## Written problem:
From the entries provided below, copy each line that contains the word "screenshot".

A block of data
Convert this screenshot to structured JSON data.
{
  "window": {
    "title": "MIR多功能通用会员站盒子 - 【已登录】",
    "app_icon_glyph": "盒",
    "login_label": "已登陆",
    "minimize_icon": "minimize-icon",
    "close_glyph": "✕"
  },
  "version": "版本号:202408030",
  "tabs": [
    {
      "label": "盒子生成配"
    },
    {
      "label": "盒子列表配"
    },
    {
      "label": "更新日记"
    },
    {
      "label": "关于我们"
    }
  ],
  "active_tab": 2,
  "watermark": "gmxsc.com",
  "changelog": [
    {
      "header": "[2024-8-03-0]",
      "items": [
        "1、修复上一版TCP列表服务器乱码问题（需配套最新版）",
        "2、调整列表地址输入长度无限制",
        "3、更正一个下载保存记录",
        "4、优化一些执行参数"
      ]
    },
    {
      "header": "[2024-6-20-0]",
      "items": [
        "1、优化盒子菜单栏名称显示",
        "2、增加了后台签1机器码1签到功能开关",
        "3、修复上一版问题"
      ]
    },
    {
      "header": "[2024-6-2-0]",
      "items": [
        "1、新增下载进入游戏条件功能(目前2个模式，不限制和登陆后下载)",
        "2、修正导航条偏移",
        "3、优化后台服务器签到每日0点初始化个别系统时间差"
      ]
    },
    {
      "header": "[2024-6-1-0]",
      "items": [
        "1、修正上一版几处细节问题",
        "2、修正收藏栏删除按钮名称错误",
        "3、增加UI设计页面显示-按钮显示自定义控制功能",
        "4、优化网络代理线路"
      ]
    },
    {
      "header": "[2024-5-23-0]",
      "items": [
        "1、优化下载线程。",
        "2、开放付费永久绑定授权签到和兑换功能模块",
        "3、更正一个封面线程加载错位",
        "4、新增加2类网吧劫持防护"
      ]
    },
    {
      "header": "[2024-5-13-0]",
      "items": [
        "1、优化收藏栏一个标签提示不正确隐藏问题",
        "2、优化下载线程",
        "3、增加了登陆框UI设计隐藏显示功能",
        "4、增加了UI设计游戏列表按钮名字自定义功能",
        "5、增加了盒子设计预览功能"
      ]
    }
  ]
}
* * *
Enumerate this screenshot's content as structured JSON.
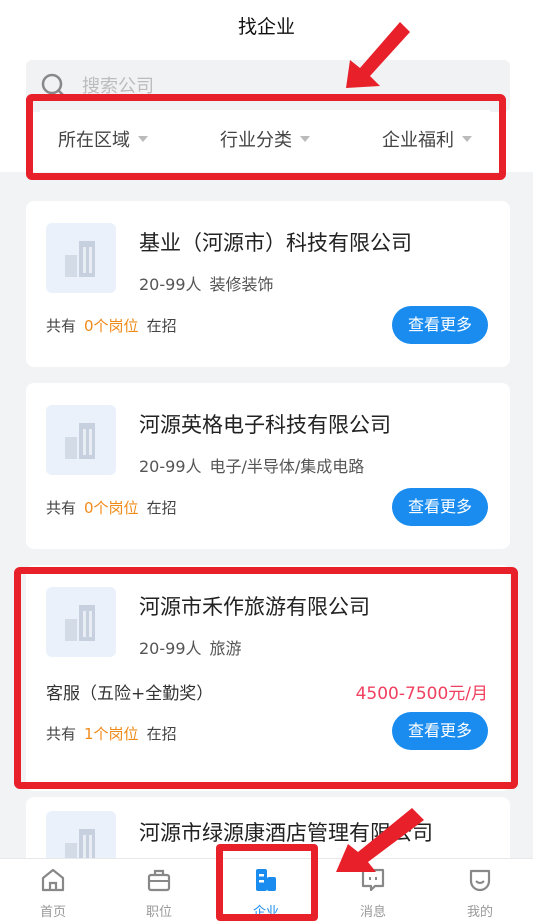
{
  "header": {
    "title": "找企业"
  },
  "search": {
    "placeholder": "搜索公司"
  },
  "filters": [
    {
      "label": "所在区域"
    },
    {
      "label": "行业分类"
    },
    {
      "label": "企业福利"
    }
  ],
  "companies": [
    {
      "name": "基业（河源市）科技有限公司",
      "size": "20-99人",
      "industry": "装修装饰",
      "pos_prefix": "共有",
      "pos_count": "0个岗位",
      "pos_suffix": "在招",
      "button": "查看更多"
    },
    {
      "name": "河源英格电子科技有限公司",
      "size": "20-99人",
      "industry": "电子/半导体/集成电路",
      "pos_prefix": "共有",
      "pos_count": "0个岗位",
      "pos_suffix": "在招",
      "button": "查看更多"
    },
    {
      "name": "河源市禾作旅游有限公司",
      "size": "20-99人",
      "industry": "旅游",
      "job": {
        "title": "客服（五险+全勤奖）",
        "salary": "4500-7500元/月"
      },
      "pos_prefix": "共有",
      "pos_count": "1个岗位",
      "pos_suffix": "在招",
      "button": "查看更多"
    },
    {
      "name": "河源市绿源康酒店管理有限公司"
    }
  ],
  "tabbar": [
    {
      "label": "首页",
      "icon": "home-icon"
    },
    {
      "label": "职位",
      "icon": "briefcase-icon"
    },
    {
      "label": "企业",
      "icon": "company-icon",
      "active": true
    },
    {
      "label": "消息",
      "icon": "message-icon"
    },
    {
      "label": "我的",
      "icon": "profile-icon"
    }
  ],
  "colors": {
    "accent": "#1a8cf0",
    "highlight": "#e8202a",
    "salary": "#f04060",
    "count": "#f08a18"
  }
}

## The reply:
Convert this screenshot to structured JSON data.
Enumerate this screenshot's content as structured JSON.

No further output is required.